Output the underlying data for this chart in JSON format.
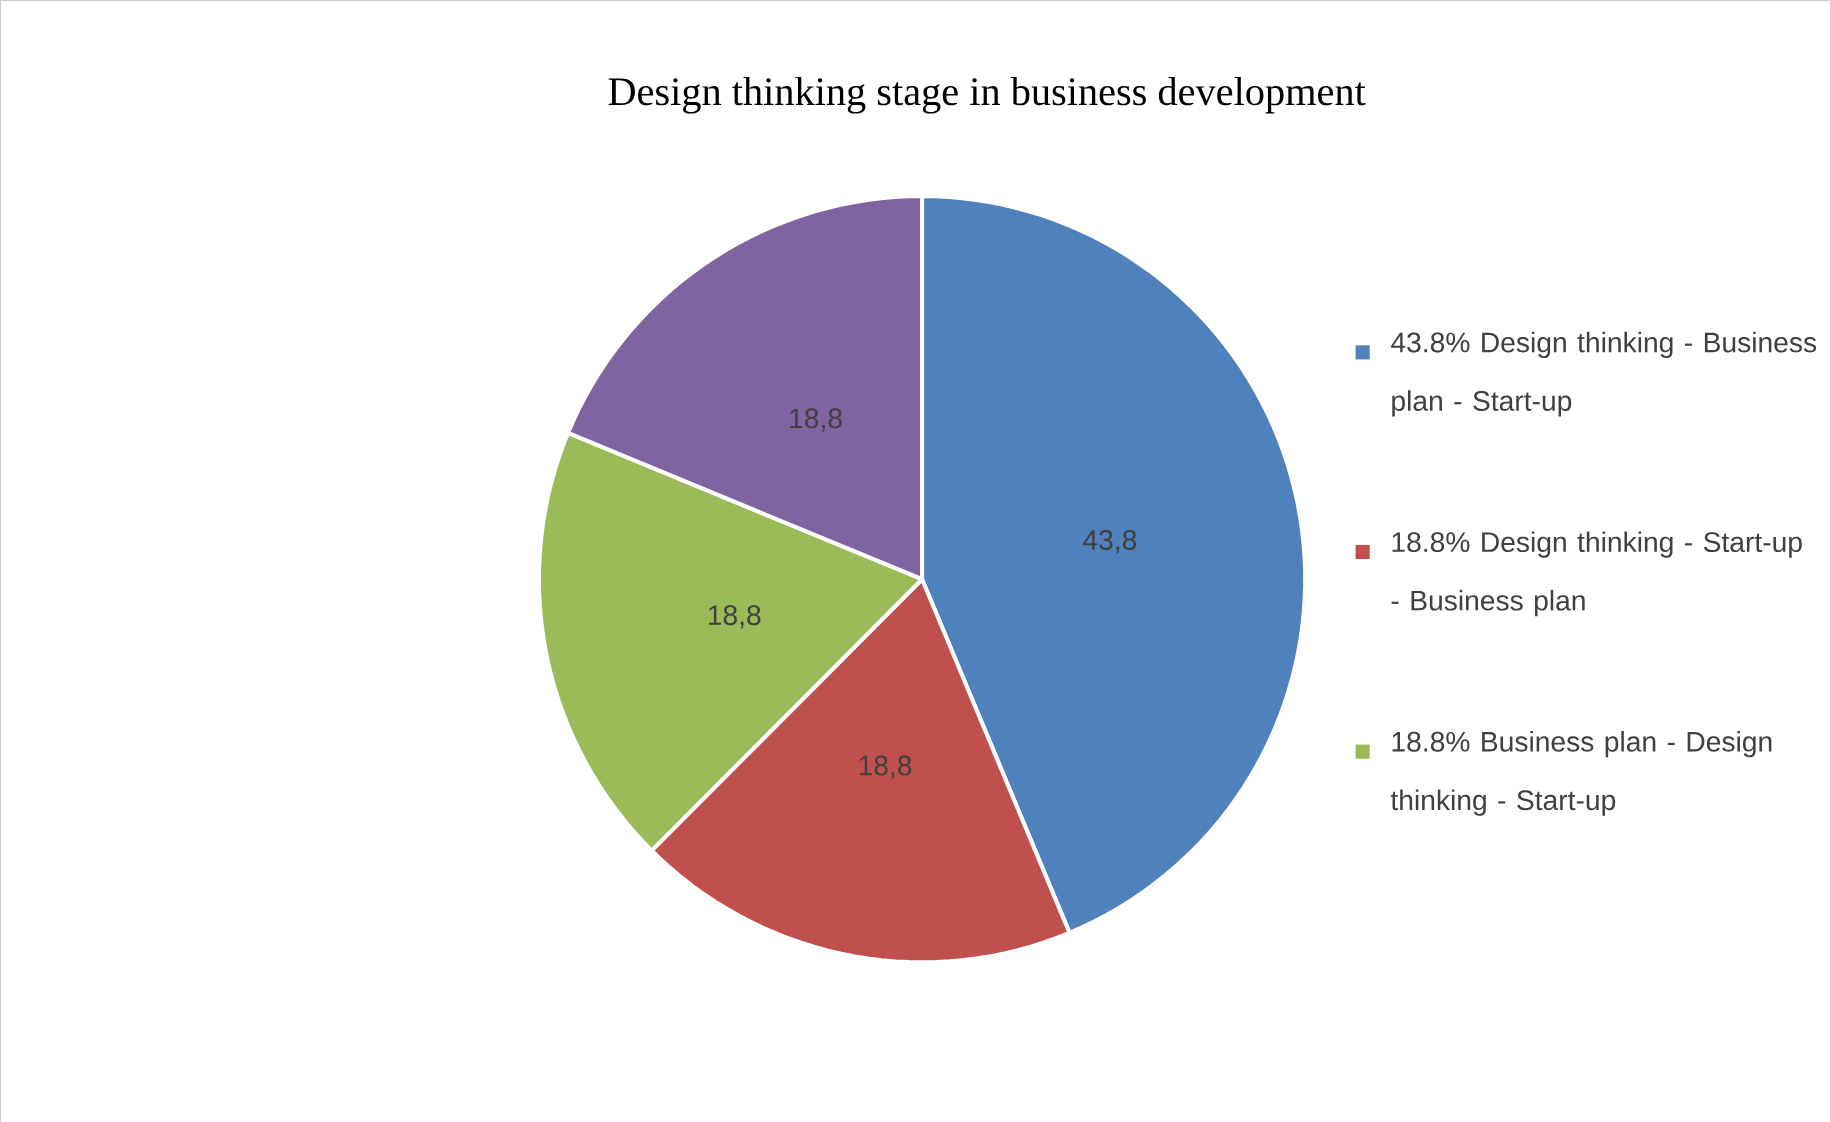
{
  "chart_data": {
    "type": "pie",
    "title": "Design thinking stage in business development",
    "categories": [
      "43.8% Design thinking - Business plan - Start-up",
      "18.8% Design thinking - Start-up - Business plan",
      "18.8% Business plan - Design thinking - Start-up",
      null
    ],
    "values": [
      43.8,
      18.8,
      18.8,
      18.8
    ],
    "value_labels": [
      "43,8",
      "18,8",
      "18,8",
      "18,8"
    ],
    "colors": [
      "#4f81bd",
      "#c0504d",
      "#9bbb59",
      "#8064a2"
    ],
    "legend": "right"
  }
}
+ + +
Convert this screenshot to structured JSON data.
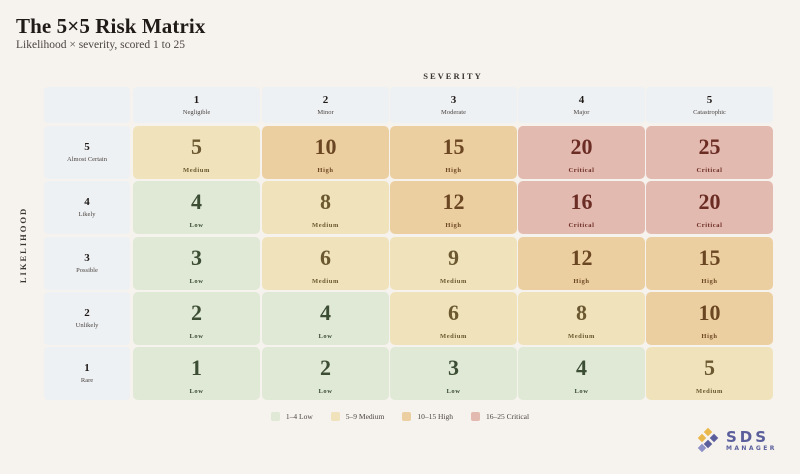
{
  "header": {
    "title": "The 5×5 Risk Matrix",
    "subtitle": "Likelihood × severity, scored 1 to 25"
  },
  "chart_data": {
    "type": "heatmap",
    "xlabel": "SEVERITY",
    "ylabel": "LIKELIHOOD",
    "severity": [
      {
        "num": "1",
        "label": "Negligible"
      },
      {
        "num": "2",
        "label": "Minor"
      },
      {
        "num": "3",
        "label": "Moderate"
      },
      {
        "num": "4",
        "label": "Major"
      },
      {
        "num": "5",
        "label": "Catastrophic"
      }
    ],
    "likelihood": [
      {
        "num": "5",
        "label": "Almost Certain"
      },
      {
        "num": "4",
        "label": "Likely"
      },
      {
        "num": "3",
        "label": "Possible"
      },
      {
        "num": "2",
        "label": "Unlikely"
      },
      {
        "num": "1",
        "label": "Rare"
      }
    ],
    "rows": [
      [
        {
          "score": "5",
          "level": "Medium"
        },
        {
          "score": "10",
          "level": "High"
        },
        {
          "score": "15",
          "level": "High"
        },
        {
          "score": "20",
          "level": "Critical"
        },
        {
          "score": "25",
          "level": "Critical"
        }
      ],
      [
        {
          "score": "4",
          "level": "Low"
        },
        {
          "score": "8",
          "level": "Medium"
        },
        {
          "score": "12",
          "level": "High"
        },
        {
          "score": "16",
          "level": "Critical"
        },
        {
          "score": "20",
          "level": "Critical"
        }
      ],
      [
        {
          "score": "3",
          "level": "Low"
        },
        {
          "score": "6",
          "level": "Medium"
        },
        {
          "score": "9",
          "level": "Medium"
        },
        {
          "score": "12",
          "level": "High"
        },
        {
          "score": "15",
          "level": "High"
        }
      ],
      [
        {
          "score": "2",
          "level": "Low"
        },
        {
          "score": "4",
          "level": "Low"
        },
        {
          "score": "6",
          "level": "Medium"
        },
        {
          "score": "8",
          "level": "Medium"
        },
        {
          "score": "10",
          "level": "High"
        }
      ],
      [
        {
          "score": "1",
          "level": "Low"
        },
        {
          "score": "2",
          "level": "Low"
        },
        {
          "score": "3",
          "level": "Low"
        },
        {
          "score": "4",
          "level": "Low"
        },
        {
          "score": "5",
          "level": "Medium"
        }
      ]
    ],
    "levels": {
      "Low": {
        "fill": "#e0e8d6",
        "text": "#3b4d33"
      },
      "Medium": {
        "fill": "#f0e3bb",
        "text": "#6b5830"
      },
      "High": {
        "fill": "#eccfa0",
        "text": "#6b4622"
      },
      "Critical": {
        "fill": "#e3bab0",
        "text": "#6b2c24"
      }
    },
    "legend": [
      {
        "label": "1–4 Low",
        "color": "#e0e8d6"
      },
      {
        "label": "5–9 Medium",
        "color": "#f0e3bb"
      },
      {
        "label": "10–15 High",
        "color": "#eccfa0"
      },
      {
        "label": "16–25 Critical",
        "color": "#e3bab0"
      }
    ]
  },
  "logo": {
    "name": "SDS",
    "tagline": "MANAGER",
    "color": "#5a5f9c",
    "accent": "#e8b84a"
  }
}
+ + +
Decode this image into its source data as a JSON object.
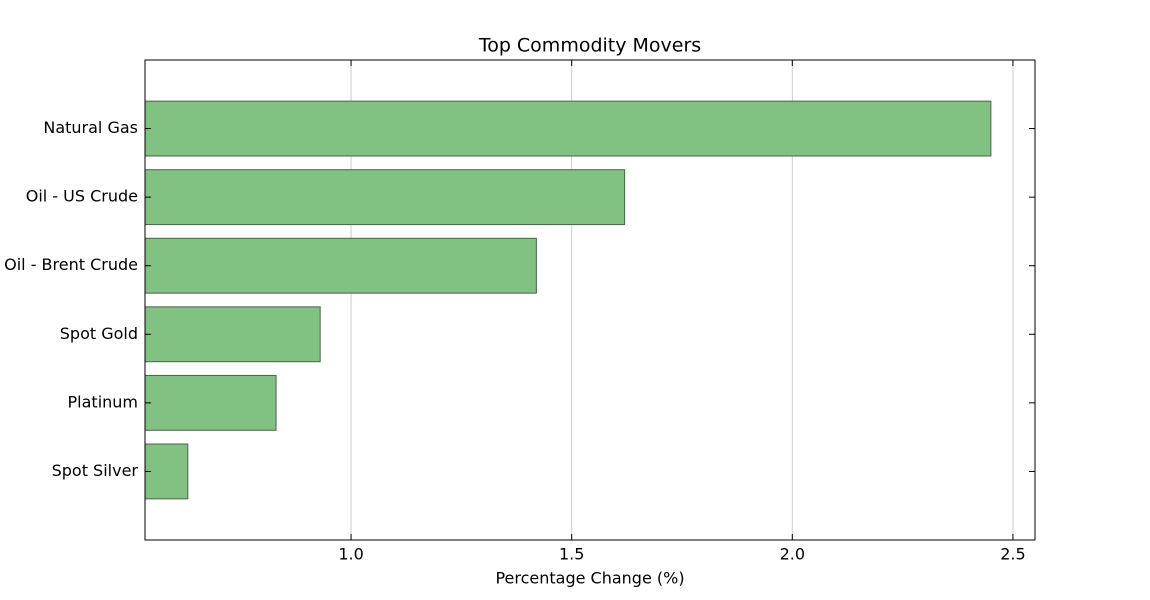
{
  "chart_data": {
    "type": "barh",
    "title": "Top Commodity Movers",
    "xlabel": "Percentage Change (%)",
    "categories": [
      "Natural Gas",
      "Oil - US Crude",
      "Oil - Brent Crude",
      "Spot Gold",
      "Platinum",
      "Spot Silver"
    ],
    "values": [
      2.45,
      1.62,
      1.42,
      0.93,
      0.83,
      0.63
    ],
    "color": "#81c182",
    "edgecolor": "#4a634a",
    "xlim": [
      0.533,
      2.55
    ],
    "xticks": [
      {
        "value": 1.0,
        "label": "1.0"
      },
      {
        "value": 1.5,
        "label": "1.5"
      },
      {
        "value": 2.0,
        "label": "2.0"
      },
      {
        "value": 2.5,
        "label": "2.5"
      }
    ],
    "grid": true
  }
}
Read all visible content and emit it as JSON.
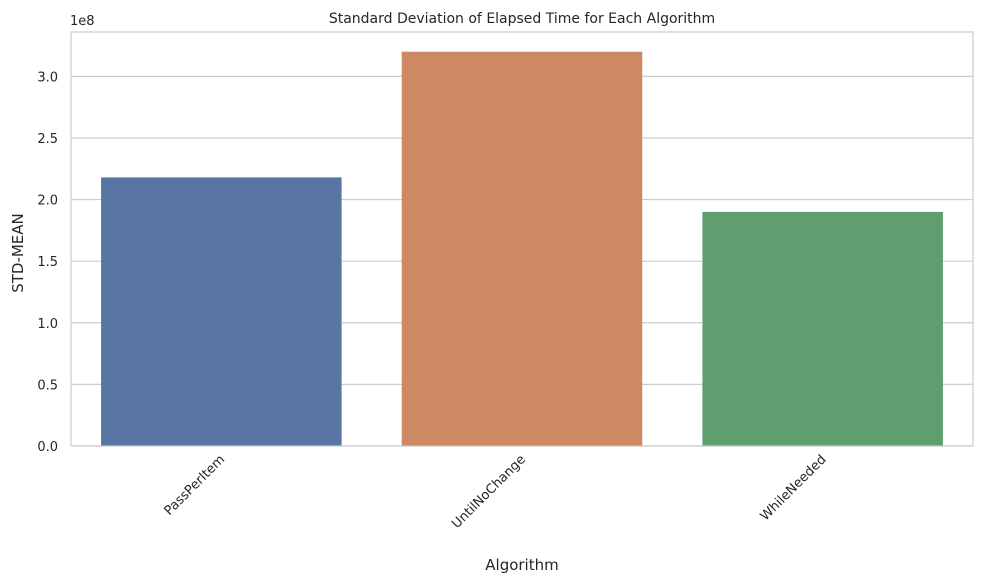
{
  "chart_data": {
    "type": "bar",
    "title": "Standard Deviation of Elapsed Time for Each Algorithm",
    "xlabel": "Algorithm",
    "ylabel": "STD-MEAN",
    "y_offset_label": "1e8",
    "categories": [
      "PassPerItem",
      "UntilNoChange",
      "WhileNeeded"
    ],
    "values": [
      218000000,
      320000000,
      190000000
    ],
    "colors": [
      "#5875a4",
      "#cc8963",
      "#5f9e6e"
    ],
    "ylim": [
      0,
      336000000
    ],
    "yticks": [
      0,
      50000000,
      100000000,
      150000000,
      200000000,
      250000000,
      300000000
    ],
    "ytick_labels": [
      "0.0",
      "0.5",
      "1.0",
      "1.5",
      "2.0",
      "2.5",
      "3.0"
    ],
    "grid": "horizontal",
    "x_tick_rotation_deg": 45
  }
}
+ + +
**Exercise prompt**: State how many lines above contain the string "text", with no other words.

**Full output**: 4